*What is required*
Reproduce the material verbatim, from its very start through the line containing "colorbar-swatch bbox=[603, 501, 623, 513]".

● ● ● ● ● ● ●

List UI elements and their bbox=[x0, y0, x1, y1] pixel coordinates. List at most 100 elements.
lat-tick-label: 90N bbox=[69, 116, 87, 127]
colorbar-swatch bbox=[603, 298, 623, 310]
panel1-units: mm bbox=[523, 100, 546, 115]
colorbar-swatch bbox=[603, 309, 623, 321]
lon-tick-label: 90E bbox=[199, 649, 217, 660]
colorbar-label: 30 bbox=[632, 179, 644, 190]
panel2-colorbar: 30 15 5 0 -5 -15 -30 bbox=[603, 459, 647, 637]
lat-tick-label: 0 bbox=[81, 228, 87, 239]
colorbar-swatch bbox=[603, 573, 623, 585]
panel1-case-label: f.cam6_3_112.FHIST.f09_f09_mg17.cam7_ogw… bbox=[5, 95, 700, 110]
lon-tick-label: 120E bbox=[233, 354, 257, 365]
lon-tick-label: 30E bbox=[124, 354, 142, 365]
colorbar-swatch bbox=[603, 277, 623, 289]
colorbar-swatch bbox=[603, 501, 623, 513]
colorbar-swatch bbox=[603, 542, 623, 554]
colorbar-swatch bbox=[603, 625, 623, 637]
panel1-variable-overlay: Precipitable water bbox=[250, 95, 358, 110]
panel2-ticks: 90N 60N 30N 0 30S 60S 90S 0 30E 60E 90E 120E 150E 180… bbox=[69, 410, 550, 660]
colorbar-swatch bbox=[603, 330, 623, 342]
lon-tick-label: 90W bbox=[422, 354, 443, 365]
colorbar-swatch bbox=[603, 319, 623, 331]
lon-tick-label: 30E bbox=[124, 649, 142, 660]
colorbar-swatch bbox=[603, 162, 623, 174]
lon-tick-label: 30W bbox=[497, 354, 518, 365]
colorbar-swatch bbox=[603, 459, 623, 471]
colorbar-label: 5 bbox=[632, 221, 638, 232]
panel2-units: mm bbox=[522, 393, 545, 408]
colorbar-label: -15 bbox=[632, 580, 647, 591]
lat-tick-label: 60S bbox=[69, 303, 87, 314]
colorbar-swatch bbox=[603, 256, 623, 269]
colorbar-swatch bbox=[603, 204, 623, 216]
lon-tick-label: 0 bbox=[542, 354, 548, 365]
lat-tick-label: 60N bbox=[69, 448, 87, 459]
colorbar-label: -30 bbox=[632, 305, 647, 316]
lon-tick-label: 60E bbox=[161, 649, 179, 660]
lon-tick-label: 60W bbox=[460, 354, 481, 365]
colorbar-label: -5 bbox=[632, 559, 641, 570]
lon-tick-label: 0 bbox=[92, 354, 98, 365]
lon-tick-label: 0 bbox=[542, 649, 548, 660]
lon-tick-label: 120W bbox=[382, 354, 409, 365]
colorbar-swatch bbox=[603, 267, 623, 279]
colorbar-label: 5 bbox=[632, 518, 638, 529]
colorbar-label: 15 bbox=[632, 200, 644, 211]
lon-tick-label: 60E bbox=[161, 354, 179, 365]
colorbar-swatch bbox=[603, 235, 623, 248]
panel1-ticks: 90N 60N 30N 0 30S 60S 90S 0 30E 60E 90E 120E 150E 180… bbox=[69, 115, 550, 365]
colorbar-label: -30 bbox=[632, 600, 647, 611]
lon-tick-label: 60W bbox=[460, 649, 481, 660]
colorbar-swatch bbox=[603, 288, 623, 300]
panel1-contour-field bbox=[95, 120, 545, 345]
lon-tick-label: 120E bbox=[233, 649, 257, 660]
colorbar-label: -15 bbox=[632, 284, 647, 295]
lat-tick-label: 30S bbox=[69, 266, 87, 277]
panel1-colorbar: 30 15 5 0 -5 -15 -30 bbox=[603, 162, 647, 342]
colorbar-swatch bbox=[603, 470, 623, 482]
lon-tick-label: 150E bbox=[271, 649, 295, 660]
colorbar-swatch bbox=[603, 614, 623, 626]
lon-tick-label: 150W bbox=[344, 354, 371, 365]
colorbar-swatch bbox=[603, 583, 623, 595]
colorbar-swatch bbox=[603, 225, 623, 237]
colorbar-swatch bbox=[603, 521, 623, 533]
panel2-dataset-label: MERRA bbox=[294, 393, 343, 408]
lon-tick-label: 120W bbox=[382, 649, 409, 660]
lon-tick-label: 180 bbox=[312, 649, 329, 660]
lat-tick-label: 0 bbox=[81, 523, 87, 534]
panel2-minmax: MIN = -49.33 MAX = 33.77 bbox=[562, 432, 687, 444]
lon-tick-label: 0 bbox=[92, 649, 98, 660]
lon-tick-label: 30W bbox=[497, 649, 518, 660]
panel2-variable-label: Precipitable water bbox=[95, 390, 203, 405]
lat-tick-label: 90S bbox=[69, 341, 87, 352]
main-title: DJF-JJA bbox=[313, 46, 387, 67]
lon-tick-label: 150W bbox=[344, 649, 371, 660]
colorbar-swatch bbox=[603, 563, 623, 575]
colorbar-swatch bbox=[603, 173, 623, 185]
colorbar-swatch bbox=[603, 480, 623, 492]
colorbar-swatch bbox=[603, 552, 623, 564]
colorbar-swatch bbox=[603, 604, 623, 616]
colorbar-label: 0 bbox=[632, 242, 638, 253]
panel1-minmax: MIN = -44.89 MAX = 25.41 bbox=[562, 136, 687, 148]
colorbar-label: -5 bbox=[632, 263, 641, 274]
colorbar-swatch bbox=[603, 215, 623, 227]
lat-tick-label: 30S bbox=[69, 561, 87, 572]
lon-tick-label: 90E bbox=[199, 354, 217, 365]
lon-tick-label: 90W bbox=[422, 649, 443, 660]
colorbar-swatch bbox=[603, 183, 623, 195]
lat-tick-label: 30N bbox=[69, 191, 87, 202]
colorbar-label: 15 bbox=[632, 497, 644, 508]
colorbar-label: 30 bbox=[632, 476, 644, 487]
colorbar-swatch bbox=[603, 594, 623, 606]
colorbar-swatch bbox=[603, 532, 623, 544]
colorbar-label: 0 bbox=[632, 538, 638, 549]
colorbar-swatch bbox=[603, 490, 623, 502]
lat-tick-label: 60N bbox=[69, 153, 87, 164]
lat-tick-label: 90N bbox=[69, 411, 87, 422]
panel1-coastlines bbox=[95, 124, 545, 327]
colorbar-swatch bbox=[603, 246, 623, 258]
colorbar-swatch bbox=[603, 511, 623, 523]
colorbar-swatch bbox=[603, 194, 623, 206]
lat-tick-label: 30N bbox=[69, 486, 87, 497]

● ● ● ● ● ● ●

*Task result*
List UI elements and their bbox=[x0, y0, x1, y1] pixel coordinates. List at most 100 elements.
lat-tick-label: 90N bbox=[69, 116, 87, 127]
colorbar-swatch bbox=[603, 298, 623, 310]
panel1-units: mm bbox=[523, 100, 546, 115]
colorbar-swatch bbox=[603, 309, 623, 321]
lon-tick-label: 90E bbox=[199, 649, 217, 660]
colorbar-label: 30 bbox=[632, 179, 644, 190]
panel2-colorbar: 30 15 5 0 -5 -15 -30 bbox=[603, 459, 647, 637]
lat-tick-label: 0 bbox=[81, 228, 87, 239]
colorbar-swatch bbox=[603, 573, 623, 585]
panel1-case-label: f.cam6_3_112.FHIST.f09_f09_mg17.cam7_ogw… bbox=[5, 95, 700, 110]
lon-tick-label: 120E bbox=[233, 354, 257, 365]
lon-tick-label: 30E bbox=[124, 354, 142, 365]
colorbar-swatch bbox=[603, 277, 623, 289]
colorbar-swatch bbox=[603, 501, 623, 513]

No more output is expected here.